--- PROMPT ---
Select from the data all lines with the word "region".

--- ENTRIES PROVIDED ---
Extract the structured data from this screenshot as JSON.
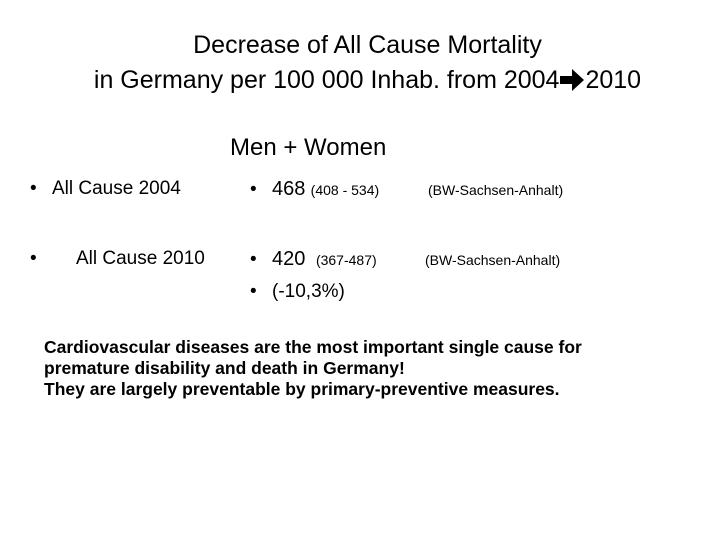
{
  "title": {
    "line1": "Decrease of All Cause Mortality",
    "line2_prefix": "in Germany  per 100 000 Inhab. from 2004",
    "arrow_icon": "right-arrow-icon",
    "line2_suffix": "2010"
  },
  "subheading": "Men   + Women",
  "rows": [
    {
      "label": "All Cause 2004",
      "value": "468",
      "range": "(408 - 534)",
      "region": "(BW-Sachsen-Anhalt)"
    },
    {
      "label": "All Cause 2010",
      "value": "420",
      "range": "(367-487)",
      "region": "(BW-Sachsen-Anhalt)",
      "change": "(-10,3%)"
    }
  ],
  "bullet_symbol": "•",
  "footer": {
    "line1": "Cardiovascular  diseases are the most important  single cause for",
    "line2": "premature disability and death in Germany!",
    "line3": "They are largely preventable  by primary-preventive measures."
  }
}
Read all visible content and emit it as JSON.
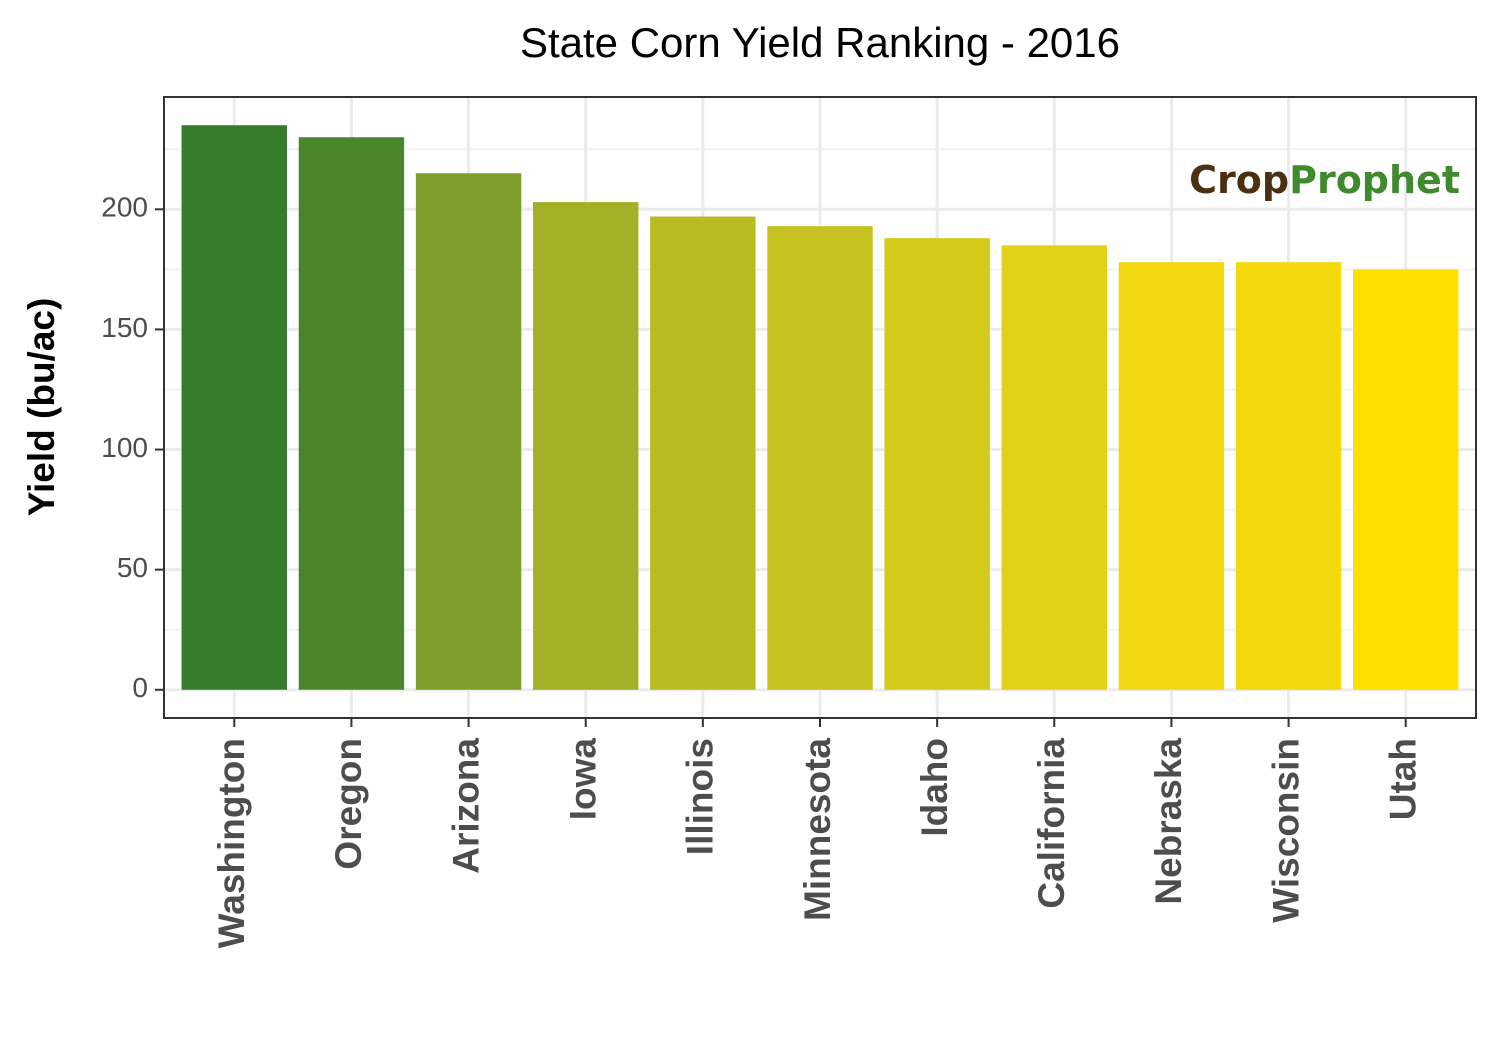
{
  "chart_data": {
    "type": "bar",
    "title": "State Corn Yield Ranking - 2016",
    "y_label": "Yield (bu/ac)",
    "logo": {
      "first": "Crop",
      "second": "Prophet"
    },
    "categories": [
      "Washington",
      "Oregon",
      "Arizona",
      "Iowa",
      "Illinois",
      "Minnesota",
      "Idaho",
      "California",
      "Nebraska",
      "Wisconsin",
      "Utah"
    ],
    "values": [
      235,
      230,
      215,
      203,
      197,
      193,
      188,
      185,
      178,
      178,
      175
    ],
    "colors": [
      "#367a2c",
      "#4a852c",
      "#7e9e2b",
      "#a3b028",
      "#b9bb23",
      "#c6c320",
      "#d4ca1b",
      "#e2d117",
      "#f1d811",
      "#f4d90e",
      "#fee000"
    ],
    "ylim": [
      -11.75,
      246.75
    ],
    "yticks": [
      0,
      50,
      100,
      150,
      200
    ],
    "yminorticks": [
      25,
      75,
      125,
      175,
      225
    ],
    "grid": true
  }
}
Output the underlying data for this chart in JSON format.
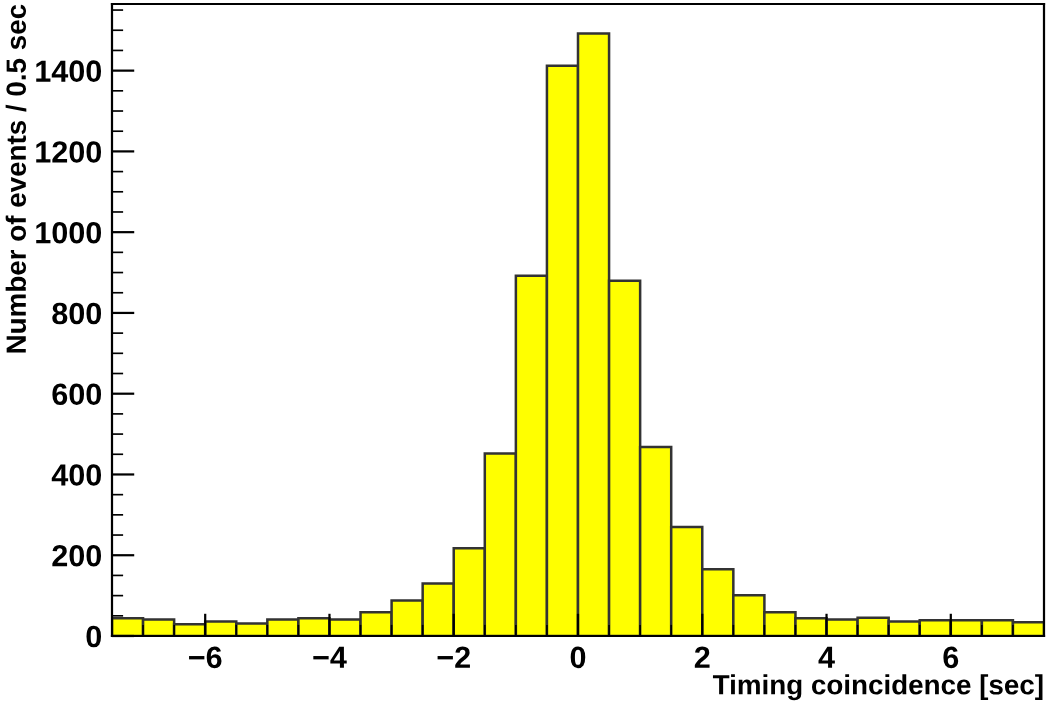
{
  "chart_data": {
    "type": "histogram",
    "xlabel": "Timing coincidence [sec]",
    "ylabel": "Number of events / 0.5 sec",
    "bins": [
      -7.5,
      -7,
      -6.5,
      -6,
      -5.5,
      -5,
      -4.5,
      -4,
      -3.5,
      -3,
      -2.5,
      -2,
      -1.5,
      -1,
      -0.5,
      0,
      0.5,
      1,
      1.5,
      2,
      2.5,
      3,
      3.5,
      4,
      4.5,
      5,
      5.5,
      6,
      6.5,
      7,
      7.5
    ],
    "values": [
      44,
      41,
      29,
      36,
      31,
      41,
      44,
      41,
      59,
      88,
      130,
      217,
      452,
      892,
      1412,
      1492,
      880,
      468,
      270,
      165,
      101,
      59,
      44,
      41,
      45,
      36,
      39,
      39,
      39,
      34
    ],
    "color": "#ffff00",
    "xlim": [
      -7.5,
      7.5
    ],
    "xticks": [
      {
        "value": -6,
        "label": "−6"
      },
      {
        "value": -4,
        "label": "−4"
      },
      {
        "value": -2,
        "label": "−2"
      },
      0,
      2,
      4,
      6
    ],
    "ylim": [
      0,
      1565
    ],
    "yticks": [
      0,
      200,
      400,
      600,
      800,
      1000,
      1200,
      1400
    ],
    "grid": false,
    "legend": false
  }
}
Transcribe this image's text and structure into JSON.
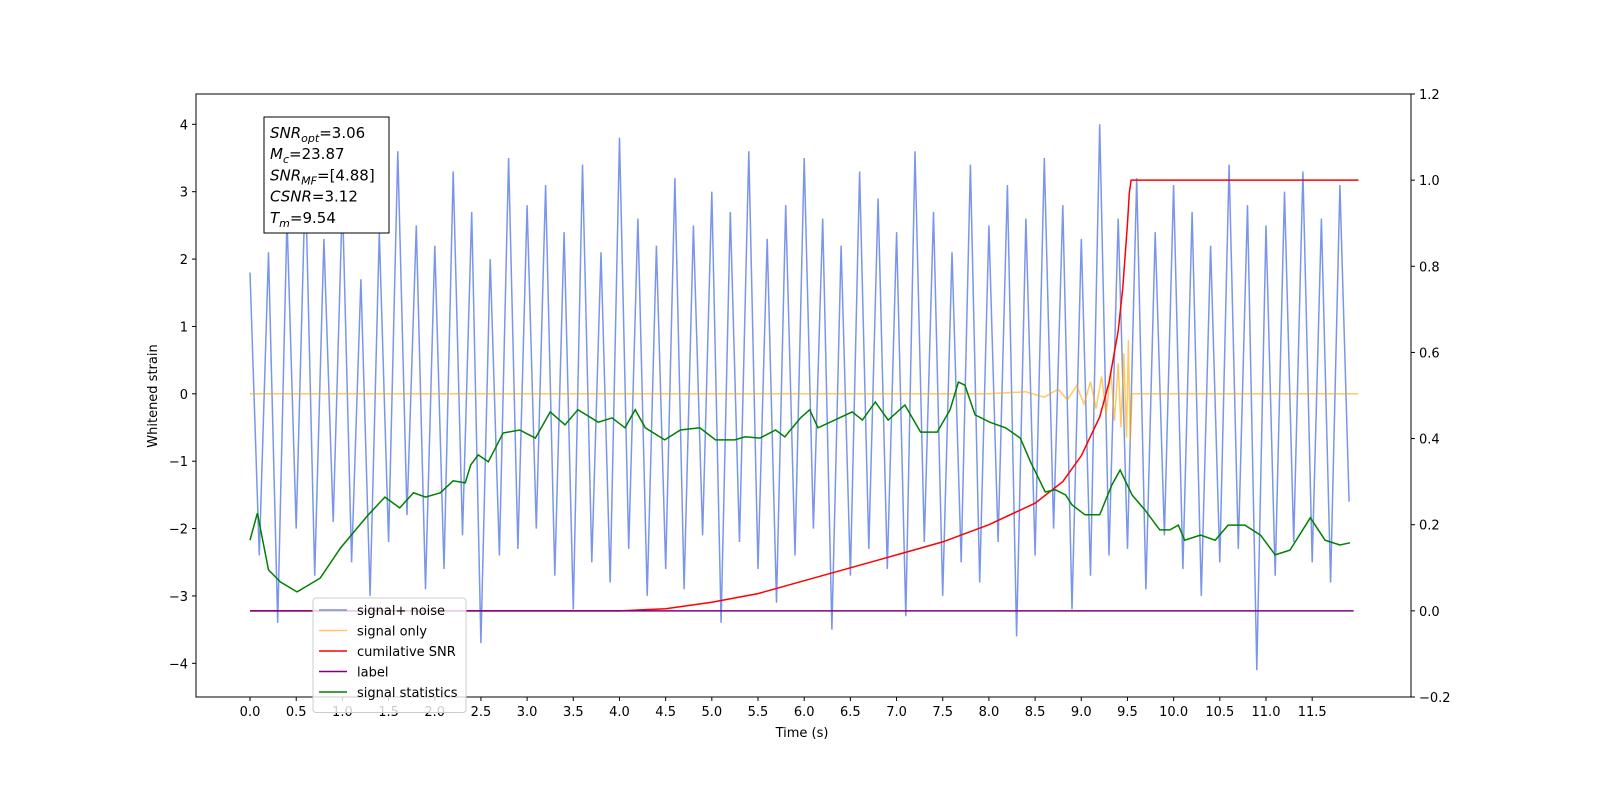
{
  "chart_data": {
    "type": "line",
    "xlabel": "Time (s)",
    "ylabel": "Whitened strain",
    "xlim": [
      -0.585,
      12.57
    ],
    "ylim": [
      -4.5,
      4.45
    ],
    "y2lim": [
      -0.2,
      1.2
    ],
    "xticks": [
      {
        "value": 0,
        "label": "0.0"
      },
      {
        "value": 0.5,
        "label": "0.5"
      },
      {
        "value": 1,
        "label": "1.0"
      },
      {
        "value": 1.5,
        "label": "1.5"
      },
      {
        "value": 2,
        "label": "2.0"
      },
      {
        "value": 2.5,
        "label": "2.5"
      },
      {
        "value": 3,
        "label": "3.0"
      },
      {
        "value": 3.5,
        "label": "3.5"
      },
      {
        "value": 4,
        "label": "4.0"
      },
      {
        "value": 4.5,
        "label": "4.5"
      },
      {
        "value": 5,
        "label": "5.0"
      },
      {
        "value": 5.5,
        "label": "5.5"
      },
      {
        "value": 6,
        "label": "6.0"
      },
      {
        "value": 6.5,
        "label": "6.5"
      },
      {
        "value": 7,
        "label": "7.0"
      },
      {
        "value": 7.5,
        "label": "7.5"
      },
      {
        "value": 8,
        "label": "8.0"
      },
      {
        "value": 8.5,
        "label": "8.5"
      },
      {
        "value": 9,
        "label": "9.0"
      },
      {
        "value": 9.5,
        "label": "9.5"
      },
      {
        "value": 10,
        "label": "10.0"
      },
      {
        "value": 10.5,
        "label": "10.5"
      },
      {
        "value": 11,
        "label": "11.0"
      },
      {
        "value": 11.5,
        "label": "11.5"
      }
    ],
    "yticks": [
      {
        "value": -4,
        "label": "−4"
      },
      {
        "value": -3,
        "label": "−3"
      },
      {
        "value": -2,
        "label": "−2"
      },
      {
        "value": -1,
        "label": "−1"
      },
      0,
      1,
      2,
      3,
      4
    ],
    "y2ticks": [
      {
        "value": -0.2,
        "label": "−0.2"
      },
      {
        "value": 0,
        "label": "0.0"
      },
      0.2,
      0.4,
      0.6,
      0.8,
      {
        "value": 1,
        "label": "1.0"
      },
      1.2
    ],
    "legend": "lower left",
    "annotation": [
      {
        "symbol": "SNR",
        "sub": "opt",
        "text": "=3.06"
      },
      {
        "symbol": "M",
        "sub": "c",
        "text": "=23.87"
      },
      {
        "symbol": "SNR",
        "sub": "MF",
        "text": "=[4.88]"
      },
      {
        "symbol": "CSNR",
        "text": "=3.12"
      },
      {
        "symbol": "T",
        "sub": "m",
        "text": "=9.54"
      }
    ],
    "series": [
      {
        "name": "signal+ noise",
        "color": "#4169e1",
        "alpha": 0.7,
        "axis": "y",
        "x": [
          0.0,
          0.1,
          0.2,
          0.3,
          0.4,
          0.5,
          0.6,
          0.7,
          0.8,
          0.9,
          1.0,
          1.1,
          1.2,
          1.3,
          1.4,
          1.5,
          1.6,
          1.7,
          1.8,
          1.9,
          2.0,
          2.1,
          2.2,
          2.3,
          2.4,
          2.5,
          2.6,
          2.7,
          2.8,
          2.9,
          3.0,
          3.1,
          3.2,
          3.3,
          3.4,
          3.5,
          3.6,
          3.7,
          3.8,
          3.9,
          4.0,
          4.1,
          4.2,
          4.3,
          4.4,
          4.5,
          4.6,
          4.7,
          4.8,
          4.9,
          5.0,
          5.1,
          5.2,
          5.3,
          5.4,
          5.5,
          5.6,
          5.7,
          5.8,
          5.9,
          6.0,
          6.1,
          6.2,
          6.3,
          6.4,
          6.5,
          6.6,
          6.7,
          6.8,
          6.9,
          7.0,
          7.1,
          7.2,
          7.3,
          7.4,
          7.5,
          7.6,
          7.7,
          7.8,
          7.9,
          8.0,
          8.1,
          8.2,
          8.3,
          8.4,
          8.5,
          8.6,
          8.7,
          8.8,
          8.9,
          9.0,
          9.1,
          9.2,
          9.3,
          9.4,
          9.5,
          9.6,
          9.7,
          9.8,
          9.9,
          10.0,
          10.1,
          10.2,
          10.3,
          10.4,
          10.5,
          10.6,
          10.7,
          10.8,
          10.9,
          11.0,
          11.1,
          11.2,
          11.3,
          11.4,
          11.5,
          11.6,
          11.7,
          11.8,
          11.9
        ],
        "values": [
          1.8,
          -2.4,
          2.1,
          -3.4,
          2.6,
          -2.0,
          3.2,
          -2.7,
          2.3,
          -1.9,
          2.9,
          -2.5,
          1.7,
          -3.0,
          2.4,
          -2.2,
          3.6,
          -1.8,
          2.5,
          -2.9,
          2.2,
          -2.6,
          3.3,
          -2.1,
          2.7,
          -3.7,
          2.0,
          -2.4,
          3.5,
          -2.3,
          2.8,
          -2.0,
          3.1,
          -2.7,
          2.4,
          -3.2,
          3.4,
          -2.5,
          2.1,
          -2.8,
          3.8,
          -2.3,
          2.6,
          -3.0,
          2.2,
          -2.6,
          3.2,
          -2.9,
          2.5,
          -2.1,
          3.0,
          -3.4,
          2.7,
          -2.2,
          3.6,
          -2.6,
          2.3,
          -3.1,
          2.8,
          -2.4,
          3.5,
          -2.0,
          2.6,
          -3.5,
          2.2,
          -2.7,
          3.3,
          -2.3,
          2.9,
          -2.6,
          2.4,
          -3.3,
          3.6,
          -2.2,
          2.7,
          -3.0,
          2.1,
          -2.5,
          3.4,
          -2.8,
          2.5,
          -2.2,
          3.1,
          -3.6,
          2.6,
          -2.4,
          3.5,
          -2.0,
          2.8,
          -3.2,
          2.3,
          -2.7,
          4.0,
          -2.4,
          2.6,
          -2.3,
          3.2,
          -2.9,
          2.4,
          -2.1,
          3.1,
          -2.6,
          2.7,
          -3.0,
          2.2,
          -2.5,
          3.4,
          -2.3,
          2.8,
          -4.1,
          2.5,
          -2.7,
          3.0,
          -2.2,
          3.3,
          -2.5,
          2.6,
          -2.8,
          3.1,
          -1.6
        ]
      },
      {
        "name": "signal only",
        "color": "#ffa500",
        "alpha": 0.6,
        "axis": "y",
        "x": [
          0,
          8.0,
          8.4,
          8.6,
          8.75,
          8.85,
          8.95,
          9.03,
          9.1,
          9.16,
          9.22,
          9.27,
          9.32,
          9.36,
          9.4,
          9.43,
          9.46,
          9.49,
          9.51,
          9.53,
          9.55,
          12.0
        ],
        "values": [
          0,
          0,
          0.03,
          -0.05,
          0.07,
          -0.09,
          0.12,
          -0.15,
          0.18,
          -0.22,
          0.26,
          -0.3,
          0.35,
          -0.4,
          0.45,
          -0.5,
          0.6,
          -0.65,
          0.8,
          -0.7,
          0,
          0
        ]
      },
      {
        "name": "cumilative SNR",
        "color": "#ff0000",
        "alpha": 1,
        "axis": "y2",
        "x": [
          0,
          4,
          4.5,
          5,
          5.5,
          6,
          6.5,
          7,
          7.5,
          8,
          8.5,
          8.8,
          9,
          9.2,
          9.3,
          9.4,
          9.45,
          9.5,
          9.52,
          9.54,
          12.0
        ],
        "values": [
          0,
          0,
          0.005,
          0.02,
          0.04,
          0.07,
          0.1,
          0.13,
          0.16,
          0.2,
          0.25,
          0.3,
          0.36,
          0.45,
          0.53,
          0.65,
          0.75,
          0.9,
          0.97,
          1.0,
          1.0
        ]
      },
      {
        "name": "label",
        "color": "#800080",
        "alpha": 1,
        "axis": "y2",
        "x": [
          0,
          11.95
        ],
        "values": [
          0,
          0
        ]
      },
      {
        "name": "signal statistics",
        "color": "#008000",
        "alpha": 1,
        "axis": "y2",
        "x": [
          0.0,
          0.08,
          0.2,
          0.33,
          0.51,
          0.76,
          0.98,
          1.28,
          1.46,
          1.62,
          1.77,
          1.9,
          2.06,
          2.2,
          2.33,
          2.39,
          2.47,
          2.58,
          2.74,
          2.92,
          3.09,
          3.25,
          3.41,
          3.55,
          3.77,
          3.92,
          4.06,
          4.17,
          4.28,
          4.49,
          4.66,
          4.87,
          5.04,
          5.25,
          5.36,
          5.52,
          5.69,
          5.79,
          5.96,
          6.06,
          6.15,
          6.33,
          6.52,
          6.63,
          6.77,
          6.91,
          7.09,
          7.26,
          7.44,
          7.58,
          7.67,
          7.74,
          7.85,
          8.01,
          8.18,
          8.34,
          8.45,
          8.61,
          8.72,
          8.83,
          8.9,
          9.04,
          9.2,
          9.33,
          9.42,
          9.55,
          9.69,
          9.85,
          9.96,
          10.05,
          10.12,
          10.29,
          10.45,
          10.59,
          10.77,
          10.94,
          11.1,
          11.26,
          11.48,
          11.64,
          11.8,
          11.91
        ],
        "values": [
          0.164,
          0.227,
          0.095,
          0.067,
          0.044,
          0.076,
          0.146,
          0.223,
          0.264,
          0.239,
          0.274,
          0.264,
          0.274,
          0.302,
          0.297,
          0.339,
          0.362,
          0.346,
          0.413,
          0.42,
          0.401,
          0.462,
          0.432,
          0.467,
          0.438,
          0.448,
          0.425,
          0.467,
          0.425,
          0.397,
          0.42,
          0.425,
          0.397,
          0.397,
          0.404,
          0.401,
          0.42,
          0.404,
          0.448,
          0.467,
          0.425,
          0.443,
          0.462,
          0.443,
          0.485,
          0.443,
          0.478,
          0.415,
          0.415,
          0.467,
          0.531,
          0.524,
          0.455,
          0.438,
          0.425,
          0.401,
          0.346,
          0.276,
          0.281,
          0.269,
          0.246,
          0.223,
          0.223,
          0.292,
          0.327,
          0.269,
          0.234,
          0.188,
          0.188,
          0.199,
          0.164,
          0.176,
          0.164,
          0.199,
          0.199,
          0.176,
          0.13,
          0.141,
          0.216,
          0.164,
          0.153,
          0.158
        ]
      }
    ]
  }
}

--- RIGHT ANSWER ---
      "region": "(BW-Sachsen-Anhalt)"
      "region": "(BW-Sachsen-Anhalt)",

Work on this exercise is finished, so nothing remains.